## Given task
Each line that follows should be printed again exactly as it stands.

## Data rows
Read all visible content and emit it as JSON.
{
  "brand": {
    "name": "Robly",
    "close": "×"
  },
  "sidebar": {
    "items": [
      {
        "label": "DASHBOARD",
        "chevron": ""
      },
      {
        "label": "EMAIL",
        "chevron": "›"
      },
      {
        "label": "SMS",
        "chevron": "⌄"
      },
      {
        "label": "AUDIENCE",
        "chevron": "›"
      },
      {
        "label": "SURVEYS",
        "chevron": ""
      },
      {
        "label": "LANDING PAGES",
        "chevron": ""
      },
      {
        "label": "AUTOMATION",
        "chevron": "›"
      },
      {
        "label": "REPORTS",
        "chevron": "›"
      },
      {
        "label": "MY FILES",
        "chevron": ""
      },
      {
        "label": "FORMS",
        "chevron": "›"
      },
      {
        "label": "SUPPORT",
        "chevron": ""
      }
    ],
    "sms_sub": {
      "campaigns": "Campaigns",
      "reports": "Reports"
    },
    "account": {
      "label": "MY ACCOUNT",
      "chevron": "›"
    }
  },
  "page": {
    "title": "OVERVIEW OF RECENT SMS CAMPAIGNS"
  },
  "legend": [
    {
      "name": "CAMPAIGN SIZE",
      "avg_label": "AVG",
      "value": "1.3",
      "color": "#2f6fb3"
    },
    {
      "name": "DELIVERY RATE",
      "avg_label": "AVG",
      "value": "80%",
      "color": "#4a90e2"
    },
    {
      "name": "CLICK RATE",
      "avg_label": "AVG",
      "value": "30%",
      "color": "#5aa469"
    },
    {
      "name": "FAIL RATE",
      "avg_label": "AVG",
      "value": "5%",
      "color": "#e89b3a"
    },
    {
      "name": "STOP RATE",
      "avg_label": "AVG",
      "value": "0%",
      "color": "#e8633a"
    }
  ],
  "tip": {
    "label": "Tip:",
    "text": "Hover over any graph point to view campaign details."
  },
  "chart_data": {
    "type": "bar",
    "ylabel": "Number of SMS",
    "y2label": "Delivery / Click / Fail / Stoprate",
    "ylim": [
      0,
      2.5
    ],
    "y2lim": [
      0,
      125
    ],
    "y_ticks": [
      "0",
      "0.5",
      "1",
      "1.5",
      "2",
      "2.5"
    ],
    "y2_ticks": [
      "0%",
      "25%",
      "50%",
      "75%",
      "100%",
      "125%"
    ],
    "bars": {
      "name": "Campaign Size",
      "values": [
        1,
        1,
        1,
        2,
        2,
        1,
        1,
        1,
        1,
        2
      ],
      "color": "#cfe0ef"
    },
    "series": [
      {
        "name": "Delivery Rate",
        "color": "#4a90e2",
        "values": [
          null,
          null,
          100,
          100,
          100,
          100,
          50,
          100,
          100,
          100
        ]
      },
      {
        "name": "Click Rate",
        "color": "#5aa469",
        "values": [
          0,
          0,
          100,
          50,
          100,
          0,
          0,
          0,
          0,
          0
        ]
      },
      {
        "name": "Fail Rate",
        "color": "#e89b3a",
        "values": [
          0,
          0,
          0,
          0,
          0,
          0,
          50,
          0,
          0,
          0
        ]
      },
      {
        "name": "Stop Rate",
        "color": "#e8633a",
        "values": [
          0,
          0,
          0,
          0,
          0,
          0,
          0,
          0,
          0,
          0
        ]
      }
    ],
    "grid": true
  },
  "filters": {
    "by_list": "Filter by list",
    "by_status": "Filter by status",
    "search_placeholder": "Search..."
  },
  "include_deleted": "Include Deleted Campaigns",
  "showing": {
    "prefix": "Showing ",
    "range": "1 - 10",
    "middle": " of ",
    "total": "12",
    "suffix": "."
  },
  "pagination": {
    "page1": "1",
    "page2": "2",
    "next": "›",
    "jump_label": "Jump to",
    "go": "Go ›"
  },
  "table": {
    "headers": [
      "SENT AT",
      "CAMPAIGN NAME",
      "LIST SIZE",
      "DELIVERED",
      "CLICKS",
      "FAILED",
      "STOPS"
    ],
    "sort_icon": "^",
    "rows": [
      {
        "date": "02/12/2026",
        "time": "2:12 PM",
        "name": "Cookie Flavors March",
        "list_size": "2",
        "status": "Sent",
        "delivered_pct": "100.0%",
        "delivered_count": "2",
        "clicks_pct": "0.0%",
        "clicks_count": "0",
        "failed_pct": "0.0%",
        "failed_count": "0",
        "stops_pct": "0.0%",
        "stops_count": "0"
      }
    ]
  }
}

## Full solution
Read all visible content and emit it as JSON.
{
  "brand": {
    "name": "Robly",
    "close": "×"
  },
  "sidebar": {
    "items": [
      {
        "label": "DASHBOARD",
        "chevron": ""
      },
      {
        "label": "EMAIL",
        "chevron": "›"
      },
      {
        "label": "SMS",
        "chevron": "⌄"
      },
      {
        "label": "AUDIENCE",
        "chevron": "›"
      },
      {
        "label": "SURVEYS",
        "chevron": ""
      },
      {
        "label": "LANDING PAGES",
        "chevron": ""
      },
      {
        "label": "AUTOMATION",
        "chevron": "›"
      },
      {
        "label": "REPORTS",
        "chevron": "›"
      },
      {
        "label": "MY FILES",
        "chevron": ""
      },
      {
        "label": "FORMS",
        "chevron": "›"
      },
      {
        "label": "SUPPORT",
        "chevron": ""
      }
    ],
    "sms_sub": {
      "campaigns": "Campaigns",
      "reports": "Reports"
    },
    "account": {
      "label": "MY ACCOUNT",
      "chevron": "›"
    }
  },
  "page": {
    "title": "OVERVIEW OF RECENT SMS CAMPAIGNS"
  },
  "legend": [
    {
      "name": "CAMPAIGN SIZE",
      "avg_label": "AVG",
      "value": "1.3",
      "color": "#2f6fb3"
    },
    {
      "name": "DELIVERY RATE",
      "avg_label": "AVG",
      "value": "80%",
      "color": "#4a90e2"
    },
    {
      "name": "CLICK RATE",
      "avg_label": "AVG",
      "value": "30%",
      "color": "#5aa469"
    },
    {
      "name": "FAIL RATE",
      "avg_label": "AVG",
      "value": "5%",
      "color": "#e89b3a"
    },
    {
      "name": "STOP RATE",
      "avg_label": "AVG",
      "value": "0%",
      "color": "#e8633a"
    }
  ],
  "tip": {
    "label": "Tip:",
    "text": "Hover over any graph point to view campaign details."
  },
  "chart_data": {
    "type": "bar",
    "ylabel": "Number of SMS",
    "y2label": "Delivery / Click / Fail / Stoprate",
    "ylim": [
      0,
      2.5
    ],
    "y2lim": [
      0,
      125
    ],
    "y_ticks": [
      "0",
      "0.5",
      "1",
      "1.5",
      "2",
      "2.5"
    ],
    "y2_ticks": [
      "0%",
      "25%",
      "50%",
      "75%",
      "100%",
      "125%"
    ],
    "bars": {
      "name": "Campaign Size",
      "values": [
        1,
        1,
        1,
        2,
        2,
        1,
        1,
        1,
        1,
        2
      ],
      "color": "#cfe0ef"
    },
    "series": [
      {
        "name": "Delivery Rate",
        "color": "#4a90e2",
        "values": [
          null,
          null,
          100,
          100,
          100,
          100,
          50,
          100,
          100,
          100
        ]
      },
      {
        "name": "Click Rate",
        "color": "#5aa469",
        "values": [
          0,
          0,
          100,
          50,
          100,
          0,
          0,
          0,
          0,
          0
        ]
      },
      {
        "name": "Fail Rate",
        "color": "#e89b3a",
        "values": [
          0,
          0,
          0,
          0,
          0,
          0,
          50,
          0,
          0,
          0
        ]
      },
      {
        "name": "Stop Rate",
        "color": "#e8633a",
        "values": [
          0,
          0,
          0,
          0,
          0,
          0,
          0,
          0,
          0,
          0
        ]
      }
    ],
    "grid": true
  },
  "filters": {
    "by_list": "Filter by list",
    "by_status": "Filter by status",
    "search_placeholder": "Search..."
  },
  "include_deleted": "Include Deleted Campaigns",
  "showing": {
    "prefix": "Showing ",
    "range": "1 - 10",
    "middle": " of ",
    "total": "12",
    "suffix": "."
  },
  "pagination": {
    "page1": "1",
    "page2": "2",
    "next": "›",
    "jump_label": "Jump to",
    "go": "Go ›"
  },
  "table": {
    "headers": [
      "SENT AT",
      "CAMPAIGN NAME",
      "LIST SIZE",
      "DELIVERED",
      "CLICKS",
      "FAILED",
      "STOPS"
    ],
    "sort_icon": "^",
    "rows": [
      {
        "date": "02/12/2026",
        "time": "2:12 PM",
        "name": "Cookie Flavors March",
        "list_size": "2",
        "status": "Sent",
        "delivered_pct": "100.0%",
        "delivered_count": "2",
        "clicks_pct": "0.0%",
        "clicks_count": "0",
        "failed_pct": "0.0%",
        "failed_count": "0",
        "stops_pct": "0.0%",
        "stops_count": "0"
      }
    ]
  }
}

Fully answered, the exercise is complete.